TASK → Please print exactly the lines running from the one that contains "What text is on this page?" to the end of the data, with both lines included.
** Begin **
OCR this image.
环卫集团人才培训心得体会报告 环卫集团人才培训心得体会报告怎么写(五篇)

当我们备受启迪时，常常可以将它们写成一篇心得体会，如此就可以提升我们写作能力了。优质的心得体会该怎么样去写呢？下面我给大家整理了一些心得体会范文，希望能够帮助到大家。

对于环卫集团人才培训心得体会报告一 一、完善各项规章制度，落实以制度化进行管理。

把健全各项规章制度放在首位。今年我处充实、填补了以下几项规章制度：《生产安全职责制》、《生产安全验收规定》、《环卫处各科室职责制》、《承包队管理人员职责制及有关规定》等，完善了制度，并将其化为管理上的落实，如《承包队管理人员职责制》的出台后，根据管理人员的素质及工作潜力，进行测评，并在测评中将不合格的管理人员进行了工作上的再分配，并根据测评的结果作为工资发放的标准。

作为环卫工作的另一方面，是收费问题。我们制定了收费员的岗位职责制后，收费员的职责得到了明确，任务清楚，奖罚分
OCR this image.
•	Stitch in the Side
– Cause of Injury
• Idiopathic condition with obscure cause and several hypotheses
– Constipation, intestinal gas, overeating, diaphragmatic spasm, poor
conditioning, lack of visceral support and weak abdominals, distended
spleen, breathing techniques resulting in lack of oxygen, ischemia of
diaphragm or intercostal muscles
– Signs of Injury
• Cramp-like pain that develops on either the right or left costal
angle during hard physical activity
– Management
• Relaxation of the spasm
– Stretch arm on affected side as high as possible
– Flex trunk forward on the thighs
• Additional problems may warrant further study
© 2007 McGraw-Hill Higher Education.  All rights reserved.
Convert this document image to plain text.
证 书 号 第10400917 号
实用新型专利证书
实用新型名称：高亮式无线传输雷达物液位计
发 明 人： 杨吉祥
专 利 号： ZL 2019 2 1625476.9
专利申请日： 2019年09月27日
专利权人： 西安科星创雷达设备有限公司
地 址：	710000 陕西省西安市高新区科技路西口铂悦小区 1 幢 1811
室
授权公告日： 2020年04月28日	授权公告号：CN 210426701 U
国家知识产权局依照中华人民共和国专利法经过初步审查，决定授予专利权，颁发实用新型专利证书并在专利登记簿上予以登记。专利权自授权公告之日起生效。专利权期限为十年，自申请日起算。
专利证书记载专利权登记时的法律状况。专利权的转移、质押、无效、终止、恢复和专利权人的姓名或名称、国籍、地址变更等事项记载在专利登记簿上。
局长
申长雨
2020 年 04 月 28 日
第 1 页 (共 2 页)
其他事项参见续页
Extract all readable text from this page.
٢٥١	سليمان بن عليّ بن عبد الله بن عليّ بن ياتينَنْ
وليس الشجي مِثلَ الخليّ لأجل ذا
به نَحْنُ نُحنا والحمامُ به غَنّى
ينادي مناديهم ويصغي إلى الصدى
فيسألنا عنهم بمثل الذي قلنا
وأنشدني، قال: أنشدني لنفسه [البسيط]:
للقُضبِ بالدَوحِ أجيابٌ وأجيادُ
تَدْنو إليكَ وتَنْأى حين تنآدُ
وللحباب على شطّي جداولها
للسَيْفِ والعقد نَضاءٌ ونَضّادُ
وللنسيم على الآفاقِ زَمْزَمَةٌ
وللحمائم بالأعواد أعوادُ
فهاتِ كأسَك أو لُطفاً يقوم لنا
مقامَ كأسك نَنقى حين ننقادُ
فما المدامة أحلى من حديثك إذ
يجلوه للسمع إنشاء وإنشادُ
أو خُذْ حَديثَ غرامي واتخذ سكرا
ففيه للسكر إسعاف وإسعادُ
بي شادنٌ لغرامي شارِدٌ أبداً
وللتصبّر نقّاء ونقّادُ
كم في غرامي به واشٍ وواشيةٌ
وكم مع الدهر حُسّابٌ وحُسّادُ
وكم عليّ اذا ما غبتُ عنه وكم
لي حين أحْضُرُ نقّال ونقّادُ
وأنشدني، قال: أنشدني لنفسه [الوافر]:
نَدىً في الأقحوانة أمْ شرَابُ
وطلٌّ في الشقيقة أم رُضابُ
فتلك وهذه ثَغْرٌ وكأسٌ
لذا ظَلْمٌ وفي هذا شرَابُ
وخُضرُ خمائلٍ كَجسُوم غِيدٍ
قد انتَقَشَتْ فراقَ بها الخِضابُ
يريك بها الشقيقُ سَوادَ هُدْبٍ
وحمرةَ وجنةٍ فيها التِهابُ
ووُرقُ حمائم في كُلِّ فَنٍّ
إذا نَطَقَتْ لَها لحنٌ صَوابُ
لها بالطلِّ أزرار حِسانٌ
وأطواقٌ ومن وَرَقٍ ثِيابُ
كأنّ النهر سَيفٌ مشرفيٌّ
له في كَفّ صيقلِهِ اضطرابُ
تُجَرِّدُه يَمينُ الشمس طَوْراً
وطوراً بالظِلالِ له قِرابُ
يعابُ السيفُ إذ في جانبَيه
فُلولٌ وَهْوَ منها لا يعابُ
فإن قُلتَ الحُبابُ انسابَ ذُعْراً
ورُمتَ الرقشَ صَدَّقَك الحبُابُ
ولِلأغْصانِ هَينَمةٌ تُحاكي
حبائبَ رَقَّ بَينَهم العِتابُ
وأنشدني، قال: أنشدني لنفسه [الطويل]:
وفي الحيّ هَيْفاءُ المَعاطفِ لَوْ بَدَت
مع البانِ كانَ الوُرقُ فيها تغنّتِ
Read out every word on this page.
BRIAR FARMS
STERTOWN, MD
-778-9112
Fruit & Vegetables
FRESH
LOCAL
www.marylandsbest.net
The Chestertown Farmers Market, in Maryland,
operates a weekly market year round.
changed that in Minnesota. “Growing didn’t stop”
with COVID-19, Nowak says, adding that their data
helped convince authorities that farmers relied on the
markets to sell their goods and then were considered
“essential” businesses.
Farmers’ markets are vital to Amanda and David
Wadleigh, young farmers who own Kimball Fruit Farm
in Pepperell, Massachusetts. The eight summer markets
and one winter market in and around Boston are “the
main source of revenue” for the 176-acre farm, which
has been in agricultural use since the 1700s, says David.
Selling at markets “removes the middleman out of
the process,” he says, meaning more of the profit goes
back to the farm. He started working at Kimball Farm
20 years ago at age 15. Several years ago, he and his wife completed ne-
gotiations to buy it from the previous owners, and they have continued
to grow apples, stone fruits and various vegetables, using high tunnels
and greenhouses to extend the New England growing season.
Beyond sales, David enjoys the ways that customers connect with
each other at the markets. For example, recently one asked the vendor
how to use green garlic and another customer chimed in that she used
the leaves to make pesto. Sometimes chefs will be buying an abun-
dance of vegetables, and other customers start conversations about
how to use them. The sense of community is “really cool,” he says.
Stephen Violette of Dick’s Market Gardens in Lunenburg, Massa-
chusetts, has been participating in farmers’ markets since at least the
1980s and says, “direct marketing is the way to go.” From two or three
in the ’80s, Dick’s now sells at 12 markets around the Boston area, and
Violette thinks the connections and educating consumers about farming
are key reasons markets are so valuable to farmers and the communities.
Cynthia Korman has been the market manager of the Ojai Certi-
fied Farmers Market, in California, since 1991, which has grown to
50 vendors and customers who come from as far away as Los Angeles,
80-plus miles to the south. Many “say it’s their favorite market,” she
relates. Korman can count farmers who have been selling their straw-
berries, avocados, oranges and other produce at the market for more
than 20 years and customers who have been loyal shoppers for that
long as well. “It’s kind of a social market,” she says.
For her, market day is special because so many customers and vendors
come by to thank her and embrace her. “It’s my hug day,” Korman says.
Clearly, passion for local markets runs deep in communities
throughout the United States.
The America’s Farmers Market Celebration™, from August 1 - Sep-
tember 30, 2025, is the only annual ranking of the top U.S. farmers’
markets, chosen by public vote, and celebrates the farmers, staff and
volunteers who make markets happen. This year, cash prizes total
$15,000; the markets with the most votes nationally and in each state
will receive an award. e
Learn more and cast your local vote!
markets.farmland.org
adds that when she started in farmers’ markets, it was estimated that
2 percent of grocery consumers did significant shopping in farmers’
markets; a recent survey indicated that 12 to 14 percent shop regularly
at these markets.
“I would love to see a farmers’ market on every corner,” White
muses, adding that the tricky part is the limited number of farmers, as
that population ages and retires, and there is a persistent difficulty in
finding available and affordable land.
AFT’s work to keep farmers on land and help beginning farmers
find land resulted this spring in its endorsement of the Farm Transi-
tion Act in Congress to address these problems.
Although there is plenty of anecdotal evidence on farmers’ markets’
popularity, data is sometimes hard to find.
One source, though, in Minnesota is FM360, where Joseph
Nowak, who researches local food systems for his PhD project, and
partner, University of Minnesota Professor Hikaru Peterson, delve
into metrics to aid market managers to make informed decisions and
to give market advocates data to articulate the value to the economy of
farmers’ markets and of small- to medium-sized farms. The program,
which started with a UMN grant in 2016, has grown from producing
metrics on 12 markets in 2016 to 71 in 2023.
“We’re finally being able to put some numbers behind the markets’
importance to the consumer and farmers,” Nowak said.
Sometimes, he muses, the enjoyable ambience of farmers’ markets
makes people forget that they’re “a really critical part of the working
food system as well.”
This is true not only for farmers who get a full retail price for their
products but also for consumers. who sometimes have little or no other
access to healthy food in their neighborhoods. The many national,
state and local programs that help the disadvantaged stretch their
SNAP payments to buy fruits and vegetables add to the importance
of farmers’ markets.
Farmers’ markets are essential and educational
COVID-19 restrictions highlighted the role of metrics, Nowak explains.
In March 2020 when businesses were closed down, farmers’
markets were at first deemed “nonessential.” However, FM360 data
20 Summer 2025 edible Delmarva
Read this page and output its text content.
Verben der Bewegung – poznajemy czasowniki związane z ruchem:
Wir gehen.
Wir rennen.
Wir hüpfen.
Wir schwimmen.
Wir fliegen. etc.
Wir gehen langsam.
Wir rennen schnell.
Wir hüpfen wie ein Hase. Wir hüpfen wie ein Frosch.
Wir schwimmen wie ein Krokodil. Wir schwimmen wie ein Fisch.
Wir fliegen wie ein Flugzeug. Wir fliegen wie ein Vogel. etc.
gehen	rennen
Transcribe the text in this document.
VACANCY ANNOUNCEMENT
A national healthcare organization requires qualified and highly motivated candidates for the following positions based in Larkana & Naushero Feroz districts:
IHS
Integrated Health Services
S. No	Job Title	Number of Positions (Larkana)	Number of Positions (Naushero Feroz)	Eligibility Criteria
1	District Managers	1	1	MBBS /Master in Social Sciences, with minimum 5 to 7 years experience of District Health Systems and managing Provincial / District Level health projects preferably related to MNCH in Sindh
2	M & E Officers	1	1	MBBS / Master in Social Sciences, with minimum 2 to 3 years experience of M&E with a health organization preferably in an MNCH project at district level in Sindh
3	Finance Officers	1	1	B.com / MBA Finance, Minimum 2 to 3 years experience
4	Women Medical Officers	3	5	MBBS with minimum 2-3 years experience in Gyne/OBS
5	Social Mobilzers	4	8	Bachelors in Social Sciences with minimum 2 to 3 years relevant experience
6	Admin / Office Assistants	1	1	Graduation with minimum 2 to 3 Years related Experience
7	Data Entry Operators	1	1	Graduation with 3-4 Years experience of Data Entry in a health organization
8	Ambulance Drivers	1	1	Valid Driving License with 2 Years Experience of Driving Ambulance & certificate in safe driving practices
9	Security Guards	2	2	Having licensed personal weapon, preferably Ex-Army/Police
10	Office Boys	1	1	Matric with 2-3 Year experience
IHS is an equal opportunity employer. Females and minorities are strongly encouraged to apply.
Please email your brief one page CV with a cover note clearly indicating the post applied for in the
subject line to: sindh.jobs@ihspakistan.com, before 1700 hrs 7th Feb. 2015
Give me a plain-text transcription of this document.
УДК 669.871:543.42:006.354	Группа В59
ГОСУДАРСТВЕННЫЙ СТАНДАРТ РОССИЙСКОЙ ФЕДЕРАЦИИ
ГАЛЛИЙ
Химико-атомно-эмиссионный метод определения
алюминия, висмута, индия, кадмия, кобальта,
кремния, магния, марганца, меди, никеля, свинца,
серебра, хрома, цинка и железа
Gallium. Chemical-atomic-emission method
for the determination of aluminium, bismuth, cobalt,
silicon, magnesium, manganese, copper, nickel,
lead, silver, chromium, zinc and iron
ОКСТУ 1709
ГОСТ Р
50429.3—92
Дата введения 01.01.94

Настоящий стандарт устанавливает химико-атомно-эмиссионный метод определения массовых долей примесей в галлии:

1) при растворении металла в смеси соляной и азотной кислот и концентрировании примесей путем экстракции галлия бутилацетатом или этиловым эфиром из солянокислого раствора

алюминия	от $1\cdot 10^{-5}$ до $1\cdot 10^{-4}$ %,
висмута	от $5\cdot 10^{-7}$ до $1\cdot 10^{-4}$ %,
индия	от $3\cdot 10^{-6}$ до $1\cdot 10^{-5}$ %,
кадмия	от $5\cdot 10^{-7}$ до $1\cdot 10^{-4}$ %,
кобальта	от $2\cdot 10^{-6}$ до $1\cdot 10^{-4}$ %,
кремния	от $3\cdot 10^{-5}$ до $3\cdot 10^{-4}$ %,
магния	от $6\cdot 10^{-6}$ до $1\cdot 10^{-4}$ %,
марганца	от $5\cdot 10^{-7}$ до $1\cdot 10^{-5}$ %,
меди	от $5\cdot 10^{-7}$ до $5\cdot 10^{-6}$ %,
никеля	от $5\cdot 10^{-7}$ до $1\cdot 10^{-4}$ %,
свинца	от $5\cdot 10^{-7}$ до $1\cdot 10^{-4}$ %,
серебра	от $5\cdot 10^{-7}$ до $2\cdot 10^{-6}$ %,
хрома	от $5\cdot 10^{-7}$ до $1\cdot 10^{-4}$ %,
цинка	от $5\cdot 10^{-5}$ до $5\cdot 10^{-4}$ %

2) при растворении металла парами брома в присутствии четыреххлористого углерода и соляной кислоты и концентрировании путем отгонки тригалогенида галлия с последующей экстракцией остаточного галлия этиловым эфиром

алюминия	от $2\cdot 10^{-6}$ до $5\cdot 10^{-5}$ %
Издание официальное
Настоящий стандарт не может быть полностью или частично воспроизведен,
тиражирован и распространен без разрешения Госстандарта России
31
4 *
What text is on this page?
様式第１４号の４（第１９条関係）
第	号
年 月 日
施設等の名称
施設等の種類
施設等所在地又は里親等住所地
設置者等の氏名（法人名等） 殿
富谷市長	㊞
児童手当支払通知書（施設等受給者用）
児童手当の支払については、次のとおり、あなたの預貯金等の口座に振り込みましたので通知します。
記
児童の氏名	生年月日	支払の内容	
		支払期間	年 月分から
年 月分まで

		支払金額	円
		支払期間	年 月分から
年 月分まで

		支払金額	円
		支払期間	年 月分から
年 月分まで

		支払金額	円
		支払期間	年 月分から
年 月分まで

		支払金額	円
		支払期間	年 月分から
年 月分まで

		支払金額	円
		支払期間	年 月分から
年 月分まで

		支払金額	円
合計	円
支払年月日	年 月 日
** End **
FINAL RESULT →
What text is on this page?
様式第１４号の４（第１９条関係）
第	号
年 月 日
施設等の名称
施設等の種類
施設等所在地又は里親等住所地
設置者等の氏名（法人名等） 殿
富谷市長	㊞
児童手当支払通知書（施設等受給者用）
児童手当の支払については、次のとおり、あなたの預貯金等の口座に振り込みましたので通知します。
記
児童の氏名	生年月日	支払の内容	
		支払期間	年 月分から
年 月分まで

		支払金額	円
		支払期間	年 月分から
年 月分まで

		支払金額	円
		支払期間	年 月分から
年 月分まで

		支払金額	円
		支払期間	年 月分から
年 月分まで

		支払金額	円
		支払期間	年 月分から
年 月分まで

		支払金額	円
		支払期間	年 月分から
年 月分まで

		支払金額	円
合計	円
支払年月日	年 月 日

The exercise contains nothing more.